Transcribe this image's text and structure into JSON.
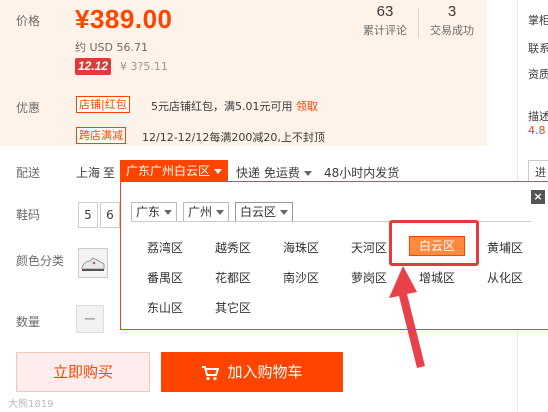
{
  "price": {
    "label": "价格",
    "amount": "¥389.00",
    "usd": "约 USD 56.71",
    "event_badge": "12.12",
    "event_price": "¥ 3?5.11"
  },
  "stats": {
    "reviews": {
      "value": "63",
      "label": "累计评论"
    },
    "sales": {
      "value": "3",
      "label": "交易成功"
    }
  },
  "promo": {
    "label": "优惠",
    "tag1": "店铺|红包",
    "text1": "5元店铺红包，满5.01元可用",
    "text1_link": "领取",
    "tag2": "跨店满减",
    "text2": "12/12-12/12每满200减20,上不封顶"
  },
  "shipping": {
    "label": "配送",
    "from": "上海",
    "to_word": "至",
    "destination": "广东广州白云区",
    "method": "快递 免运费",
    "dispatch": "48小时内发货"
  },
  "size": {
    "label": "鞋码",
    "options": [
      "5",
      "6"
    ]
  },
  "color": {
    "label": "颜色分类"
  },
  "quantity": {
    "label": "数量",
    "minus": "−"
  },
  "region_popup": {
    "close": "×",
    "levels": [
      "广东",
      "广州",
      "白云区"
    ],
    "districts": [
      "荔湾区",
      "越秀区",
      "海珠区",
      "天河区",
      "白云区",
      "黄埔区",
      "番禺区",
      "花都区",
      "南沙区",
      "萝岗区",
      "增城区",
      "从化区",
      "东山区",
      "其它区"
    ],
    "selected": "白云区"
  },
  "actions": {
    "buy_now": "立即购买",
    "add_to_cart": "加入购物车"
  },
  "right_column": {
    "item1": "掌柜",
    "item2": "联系",
    "item3": "资质",
    "item4": "描述",
    "item5": "4.8",
    "item6": "进"
  },
  "watermark": "大熊1819",
  "colors": {
    "accent": "#ff4400",
    "highlight": "#e23b3b",
    "panel_bg": "#fff2e8"
  }
}
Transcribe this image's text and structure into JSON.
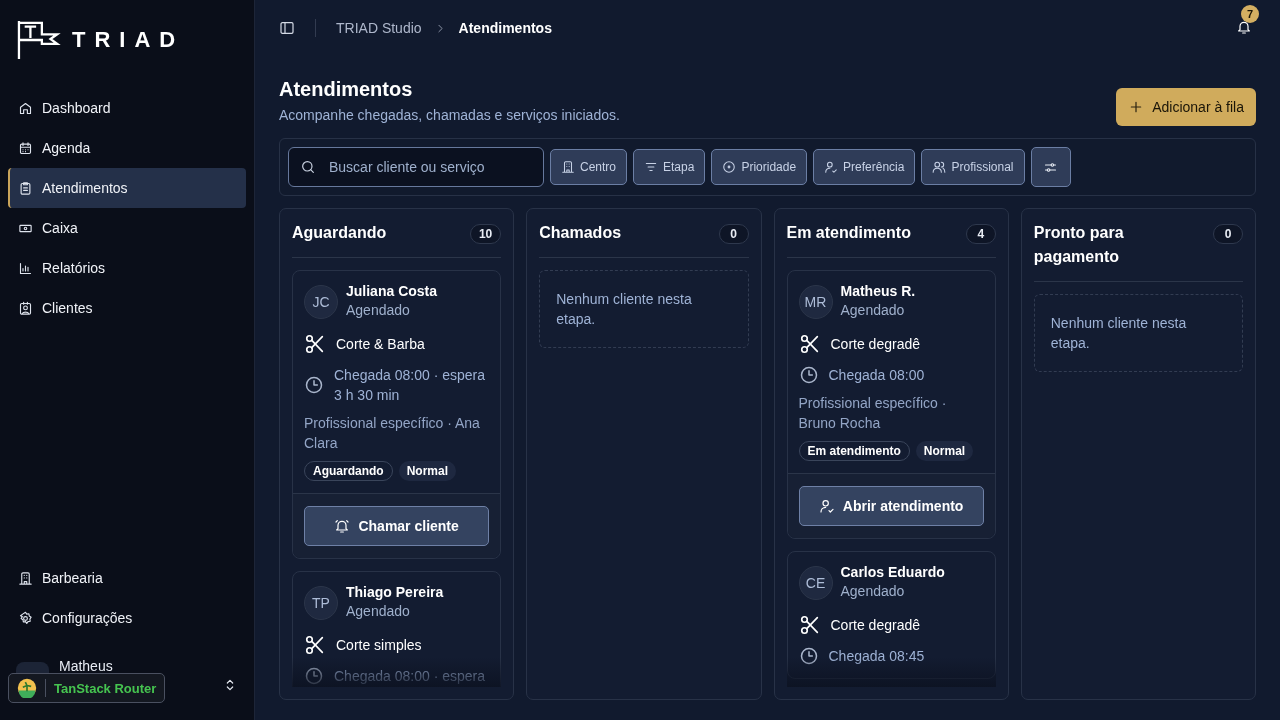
{
  "sidebar": {
    "brand": "TRIAD",
    "nav": [
      {
        "label": "Dashboard",
        "selected": false
      },
      {
        "label": "Agenda",
        "selected": false
      },
      {
        "label": "Atendimentos",
        "selected": true
      },
      {
        "label": "Caixa",
        "selected": false
      },
      {
        "label": "Relatórios",
        "selected": false
      },
      {
        "label": "Clientes",
        "selected": false
      }
    ],
    "footer_nav": [
      {
        "label": "Barbearia",
        "selected": false
      },
      {
        "label": "Configurações",
        "selected": false
      }
    ],
    "user": {
      "name": "Matheus"
    },
    "devtools_badge": "TanStack Router"
  },
  "header": {
    "breadcrumb": [
      "TRIAD Studio",
      "Atendimentos"
    ],
    "notifications": "7"
  },
  "page": {
    "title": "Atendimentos",
    "subtitle": "Acompanhe chegadas, chamadas e serviços iniciados.",
    "primary_action": "Adicionar à fila"
  },
  "filters": {
    "search_placeholder": "Buscar cliente ou serviço",
    "chips": [
      {
        "label": "Centro"
      },
      {
        "label": "Etapa"
      },
      {
        "label": "Prioridade"
      },
      {
        "label": "Preferência"
      },
      {
        "label": "Profissional"
      }
    ]
  },
  "columns": [
    {
      "title": "Aguardando",
      "count": "10",
      "cards": [
        {
          "initials": "JC",
          "name": "Juliana Costa",
          "status": "Agendado",
          "service": "Corte & Barba",
          "arrival": "Chegada 08:00 · espera 3 h 30 min",
          "preference": "Profissional específico · Ana Clara",
          "tags": [
            {
              "label": "Aguardando",
              "kind": "outline"
            },
            {
              "label": "Normal",
              "kind": "filled"
            }
          ],
          "action": {
            "label": "Chamar cliente",
            "kind": "call"
          }
        },
        {
          "initials": "TP",
          "name": "Thiago Pereira",
          "status": "Agendado",
          "service": "Corte simples",
          "arrival": "Chegada 08:00 · espera"
        }
      ]
    },
    {
      "title": "Chamados",
      "count": "0",
      "empty": "Nenhum cliente nesta etapa."
    },
    {
      "title": "Em atendimento",
      "count": "4",
      "cards": [
        {
          "initials": "MR",
          "name": "Matheus R.",
          "status": "Agendado",
          "service": "Corte degradê",
          "arrival": "Chegada 08:00",
          "preference": "Profissional específico · Bruno Rocha",
          "tags": [
            {
              "label": "Em atendimento",
              "kind": "outline"
            },
            {
              "label": "Normal",
              "kind": "filled"
            }
          ],
          "action": {
            "label": "Abrir atendimento",
            "kind": "open"
          }
        },
        {
          "initials": "CE",
          "name": "Carlos Eduardo",
          "status": "Agendado",
          "service": "Corte degradê",
          "arrival": "Chegada 08:45"
        }
      ]
    },
    {
      "title": "Pronto para pagamento",
      "count": "0",
      "empty": "Nenhum cliente nesta etapa."
    }
  ]
}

> [Stated task]:
Extract the full listing above verbatim; pictures are to be left out of the copy.

> [Right answer]:
Transcribe this image's text and structure into JSON.
{
  "price": {
    "label": "价格",
    "amount": "¥389.00",
    "usd": "约 USD 56.71",
    "event_badge": "12.12",
    "event_price": "¥ 3?5.11"
  },
  "stats": {
    "reviews": {
      "value": "63",
      "label": "累计评论"
    },
    "sales": {
      "value": "3",
      "label": "交易成功"
    }
  },
  "promo": {
    "label": "优惠",
    "tag1": "店铺|红包",
    "text1": "5元店铺红包，满5.01元可用",
    "text1_link": "领取",
    "tag2": "跨店满减",
    "text2": "12/12-12/12每满200减20,上不封顶"
  },
  "shipping": {
    "label": "配送",
    "from": "上海",
    "to_word": "至",
    "destination": "广东广州白云区",
    "method": "快递 免运费",
    "dispatch": "48小时内发货"
  },
  "size": {
    "label": "鞋码",
    "options": [
      "5",
      "6"
    ]
  },
  "color": {
    "label": "颜色分类"
  },
  "quantity": {
    "label": "数量",
    "minus": "−"
  },
  "region_popup": {
    "close": "×",
    "levels": [
      "广东",
      "广州",
      "白云区"
    ],
    "districts": [
      "荔湾区",
      "越秀区",
      "海珠区",
      "天河区",
      "白云区",
      "黄埔区",
      "番禺区",
      "花都区",
      "南沙区",
      "萝岗区",
      "增城区",
      "从化区",
      "东山区",
      "其它区"
    ],
    "selected": "白云区"
  },
  "actions": {
    "buy_now": "立即购买",
    "add_to_cart": "加入购物车"
  },
  "right_column": {
    "item1": "掌柜",
    "item2": "联系",
    "item3": "资质",
    "item4": "描述",
    "item5": "4.8",
    "item6": "进"
  },
  "watermark": "大熊1819",
  "colors": {
    "accent": "#ff4400",
    "highlight": "#e23b3b",
    "panel_bg": "#fff2e8"
  }
}
Transcribe this image's text and structure into JSON.
{
  "sidebar": {
    "brand": "TRIAD",
    "nav": [
      {
        "label": "Dashboard",
        "selected": false
      },
      {
        "label": "Agenda",
        "selected": false
      },
      {
        "label": "Atendimentos",
        "selected": true
      },
      {
        "label": "Caixa",
        "selected": false
      },
      {
        "label": "Relatórios",
        "selected": false
      },
      {
        "label": "Clientes",
        "selected": false
      }
    ],
    "footer_nav": [
      {
        "label": "Barbearia",
        "selected": false
      },
      {
        "label": "Configurações",
        "selected": false
      }
    ],
    "user": {
      "name": "Matheus"
    },
    "devtools_badge": "TanStack Router"
  },
  "header": {
    "breadcrumb": [
      "TRIAD Studio",
      "Atendimentos"
    ],
    "notifications": "7"
  },
  "page": {
    "title": "Atendimentos",
    "subtitle": "Acompanhe chegadas, chamadas e serviços iniciados.",
    "primary_action": "Adicionar à fila"
  },
  "filters": {
    "search_placeholder": "Buscar cliente ou serviço",
    "chips": [
      {
        "label": "Centro"
      },
      {
        "label": "Etapa"
      },
      {
        "label": "Prioridade"
      },
      {
        "label": "Preferência"
      },
      {
        "label": "Profissional"
      }
    ]
  },
  "columns": [
    {
      "title": "Aguardando",
      "count": "10",
      "cards": [
        {
          "initials": "JC",
          "name": "Juliana Costa",
          "status": "Agendado",
          "service": "Corte & Barba",
          "arrival": "Chegada 08:00 · espera 3 h 30 min",
          "preference": "Profissional específico · Ana Clara",
          "tags": [
            {
              "label": "Aguardando",
              "kind": "outline"
            },
            {
              "label": "Normal",
              "kind": "filled"
            }
          ],
          "action": {
            "label": "Chamar cliente",
            "kind": "call"
          }
        },
        {
          "initials": "TP",
          "name": "Thiago Pereira",
          "status": "Agendado",
          "service": "Corte simples",
          "arrival": "Chegada 08:00 · espera"
        }
      ]
    },
    {
      "title": "Chamados",
      "count": "0",
      "empty": "Nenhum cliente nesta etapa."
    },
    {
      "title": "Em atendimento",
      "count": "4",
      "cards": [
        {
          "initials": "MR",
          "name": "Matheus R.",
          "status": "Agendado",
          "service": "Corte degradê",
          "arrival": "Chegada 08:00",
          "preference": "Profissional específico · Bruno Rocha",
          "tags": [
            {
              "label": "Em atendimento",
              "kind": "outline"
            },
            {
              "label": "Normal",
              "kind": "filled"
            }
          ],
          "action": {
            "label": "Abrir atendimento",
            "kind": "open"
          }
        },
        {
          "initials": "CE",
          "name": "Carlos Eduardo",
          "status": "Agendado",
          "service": "Corte degradê",
          "arrival": "Chegada 08:45"
        }
      ]
    },
    {
      "title": "Pronto para pagamento",
      "count": "0",
      "empty": "Nenhum cliente nesta etapa."
    }
  ]
}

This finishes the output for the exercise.